* Begin Data shown *

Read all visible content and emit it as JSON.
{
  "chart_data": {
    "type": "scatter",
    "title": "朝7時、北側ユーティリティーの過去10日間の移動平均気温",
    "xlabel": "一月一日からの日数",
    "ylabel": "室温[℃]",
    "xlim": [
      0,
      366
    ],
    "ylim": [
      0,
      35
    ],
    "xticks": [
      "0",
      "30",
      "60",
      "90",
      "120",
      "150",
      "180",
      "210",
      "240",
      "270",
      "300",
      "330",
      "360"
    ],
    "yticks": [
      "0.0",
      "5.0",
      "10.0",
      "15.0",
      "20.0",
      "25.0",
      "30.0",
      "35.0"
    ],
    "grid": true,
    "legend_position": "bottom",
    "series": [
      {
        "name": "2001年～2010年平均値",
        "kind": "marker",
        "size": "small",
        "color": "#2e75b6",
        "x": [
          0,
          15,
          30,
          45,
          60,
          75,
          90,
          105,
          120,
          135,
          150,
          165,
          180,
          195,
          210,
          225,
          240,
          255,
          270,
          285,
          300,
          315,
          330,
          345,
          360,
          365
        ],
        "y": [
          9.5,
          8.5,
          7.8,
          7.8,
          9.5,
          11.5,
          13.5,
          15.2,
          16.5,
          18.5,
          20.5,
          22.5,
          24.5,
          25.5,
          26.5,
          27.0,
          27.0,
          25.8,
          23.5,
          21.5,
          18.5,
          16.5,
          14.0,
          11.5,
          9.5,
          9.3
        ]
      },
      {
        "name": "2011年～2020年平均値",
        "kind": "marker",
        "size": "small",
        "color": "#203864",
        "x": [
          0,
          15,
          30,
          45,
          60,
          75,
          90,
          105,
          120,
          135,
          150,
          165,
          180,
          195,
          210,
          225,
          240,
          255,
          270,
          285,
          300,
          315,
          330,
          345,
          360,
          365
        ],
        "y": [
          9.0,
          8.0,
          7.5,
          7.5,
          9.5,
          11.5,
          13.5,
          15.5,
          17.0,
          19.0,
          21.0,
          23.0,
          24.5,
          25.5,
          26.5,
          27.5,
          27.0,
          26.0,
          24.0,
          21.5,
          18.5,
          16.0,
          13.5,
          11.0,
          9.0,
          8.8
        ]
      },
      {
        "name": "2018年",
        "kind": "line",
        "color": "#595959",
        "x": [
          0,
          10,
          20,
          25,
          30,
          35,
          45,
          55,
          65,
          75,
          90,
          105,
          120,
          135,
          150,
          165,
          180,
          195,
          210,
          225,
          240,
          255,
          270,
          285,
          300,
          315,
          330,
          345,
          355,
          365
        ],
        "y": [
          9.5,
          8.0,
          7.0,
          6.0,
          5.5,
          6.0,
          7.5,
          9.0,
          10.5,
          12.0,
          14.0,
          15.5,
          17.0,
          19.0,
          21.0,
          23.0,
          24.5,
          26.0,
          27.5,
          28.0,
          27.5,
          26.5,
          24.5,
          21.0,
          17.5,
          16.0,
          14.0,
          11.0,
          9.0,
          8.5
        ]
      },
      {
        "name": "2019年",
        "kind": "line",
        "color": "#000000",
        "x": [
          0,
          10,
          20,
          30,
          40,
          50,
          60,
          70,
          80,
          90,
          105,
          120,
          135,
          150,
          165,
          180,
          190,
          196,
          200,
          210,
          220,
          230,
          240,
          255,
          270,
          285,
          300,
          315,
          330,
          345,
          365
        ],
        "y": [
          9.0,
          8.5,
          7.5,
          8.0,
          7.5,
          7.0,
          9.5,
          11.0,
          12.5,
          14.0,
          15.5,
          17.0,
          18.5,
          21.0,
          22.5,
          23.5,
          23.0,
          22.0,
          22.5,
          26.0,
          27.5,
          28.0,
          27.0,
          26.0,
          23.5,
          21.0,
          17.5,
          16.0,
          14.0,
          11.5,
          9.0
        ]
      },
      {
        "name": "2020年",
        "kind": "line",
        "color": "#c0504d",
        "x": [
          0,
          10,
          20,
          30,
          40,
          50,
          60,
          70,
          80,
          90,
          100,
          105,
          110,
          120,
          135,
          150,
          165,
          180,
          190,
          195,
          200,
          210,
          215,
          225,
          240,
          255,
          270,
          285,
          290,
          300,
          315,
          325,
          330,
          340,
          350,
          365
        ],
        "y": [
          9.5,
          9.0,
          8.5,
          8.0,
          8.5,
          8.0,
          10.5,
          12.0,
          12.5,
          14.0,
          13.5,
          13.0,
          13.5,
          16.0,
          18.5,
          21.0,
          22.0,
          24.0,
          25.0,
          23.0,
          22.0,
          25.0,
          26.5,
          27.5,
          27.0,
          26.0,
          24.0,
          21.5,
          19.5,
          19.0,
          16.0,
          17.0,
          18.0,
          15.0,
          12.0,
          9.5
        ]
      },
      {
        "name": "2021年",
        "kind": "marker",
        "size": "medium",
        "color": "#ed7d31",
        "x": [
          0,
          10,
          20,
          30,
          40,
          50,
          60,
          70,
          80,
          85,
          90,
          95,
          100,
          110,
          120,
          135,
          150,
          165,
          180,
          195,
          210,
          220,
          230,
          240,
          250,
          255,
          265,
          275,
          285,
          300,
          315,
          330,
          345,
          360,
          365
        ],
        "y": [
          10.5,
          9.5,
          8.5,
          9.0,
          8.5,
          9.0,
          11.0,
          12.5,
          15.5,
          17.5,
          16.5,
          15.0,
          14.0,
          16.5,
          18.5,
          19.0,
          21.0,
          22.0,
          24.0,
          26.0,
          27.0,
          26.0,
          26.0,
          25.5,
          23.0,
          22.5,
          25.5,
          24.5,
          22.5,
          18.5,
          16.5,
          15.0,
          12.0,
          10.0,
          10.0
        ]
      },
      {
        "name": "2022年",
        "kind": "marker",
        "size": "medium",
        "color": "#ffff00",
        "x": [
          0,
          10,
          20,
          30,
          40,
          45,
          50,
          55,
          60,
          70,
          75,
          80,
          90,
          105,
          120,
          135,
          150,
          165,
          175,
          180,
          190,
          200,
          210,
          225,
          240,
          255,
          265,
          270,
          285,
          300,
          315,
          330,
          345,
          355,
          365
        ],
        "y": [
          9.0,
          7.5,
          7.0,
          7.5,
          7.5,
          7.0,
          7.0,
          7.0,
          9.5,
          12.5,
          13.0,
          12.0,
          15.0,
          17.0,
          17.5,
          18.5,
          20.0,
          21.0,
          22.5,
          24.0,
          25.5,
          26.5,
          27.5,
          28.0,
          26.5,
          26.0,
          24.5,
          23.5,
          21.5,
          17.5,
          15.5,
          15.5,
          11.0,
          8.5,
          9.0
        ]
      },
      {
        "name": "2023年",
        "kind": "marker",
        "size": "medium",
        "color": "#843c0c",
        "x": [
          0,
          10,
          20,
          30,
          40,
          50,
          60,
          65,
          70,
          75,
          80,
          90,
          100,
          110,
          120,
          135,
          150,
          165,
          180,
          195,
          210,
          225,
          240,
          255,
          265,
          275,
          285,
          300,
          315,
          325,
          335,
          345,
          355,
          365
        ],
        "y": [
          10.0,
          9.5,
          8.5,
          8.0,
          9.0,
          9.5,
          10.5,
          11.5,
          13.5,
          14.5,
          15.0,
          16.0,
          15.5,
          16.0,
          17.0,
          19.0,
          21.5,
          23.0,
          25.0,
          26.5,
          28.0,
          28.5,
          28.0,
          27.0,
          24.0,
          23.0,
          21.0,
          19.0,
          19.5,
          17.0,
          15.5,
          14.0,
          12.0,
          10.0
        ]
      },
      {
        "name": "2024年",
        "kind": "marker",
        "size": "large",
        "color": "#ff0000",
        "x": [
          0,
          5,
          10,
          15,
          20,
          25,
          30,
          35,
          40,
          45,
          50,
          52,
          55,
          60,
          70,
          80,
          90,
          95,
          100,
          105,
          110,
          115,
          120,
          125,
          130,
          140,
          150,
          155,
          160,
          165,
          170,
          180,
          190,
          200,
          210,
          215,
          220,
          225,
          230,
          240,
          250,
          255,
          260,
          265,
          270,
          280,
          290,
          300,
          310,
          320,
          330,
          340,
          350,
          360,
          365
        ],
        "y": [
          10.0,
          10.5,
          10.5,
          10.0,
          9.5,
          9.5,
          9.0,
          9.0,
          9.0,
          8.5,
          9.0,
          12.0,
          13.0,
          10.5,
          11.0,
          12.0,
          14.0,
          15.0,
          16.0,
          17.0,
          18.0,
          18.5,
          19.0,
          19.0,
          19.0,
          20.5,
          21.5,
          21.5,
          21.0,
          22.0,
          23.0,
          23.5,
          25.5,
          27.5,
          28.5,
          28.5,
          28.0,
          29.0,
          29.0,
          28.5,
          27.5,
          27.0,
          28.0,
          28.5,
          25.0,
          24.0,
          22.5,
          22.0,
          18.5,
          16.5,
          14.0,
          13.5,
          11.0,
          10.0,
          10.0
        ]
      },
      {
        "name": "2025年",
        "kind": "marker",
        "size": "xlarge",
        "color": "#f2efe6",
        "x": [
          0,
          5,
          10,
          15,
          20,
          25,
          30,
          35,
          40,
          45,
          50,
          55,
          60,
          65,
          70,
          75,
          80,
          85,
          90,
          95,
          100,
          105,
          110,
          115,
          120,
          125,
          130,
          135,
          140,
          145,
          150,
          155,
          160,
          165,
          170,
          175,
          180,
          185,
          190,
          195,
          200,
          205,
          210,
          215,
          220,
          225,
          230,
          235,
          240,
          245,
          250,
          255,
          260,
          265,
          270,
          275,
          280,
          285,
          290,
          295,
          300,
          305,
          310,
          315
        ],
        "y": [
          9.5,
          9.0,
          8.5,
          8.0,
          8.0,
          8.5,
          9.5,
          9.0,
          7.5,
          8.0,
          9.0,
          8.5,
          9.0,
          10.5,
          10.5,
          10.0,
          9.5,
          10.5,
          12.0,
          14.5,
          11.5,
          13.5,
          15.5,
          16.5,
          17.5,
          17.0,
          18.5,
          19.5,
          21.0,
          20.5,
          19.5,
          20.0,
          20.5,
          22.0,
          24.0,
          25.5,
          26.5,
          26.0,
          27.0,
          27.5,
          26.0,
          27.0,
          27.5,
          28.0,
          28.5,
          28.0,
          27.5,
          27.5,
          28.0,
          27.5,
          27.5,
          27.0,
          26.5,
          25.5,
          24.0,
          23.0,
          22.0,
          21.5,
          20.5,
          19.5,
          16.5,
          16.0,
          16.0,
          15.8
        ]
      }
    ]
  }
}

* End Data shown *

# Set task:
Scan the material above. Extract every line in which the word "name" occurs.

# Full response:
        "name": "2001年～2010年平均値",
        "name": "2011年～2020年平均値",
        "name": "2018年",
        "name": "2019年",
        "name": "2020年",
        "name": "2021年",
        "name": "2022年",
        "name": "2023年",
        "name": "2024年",
        "name": "2025年",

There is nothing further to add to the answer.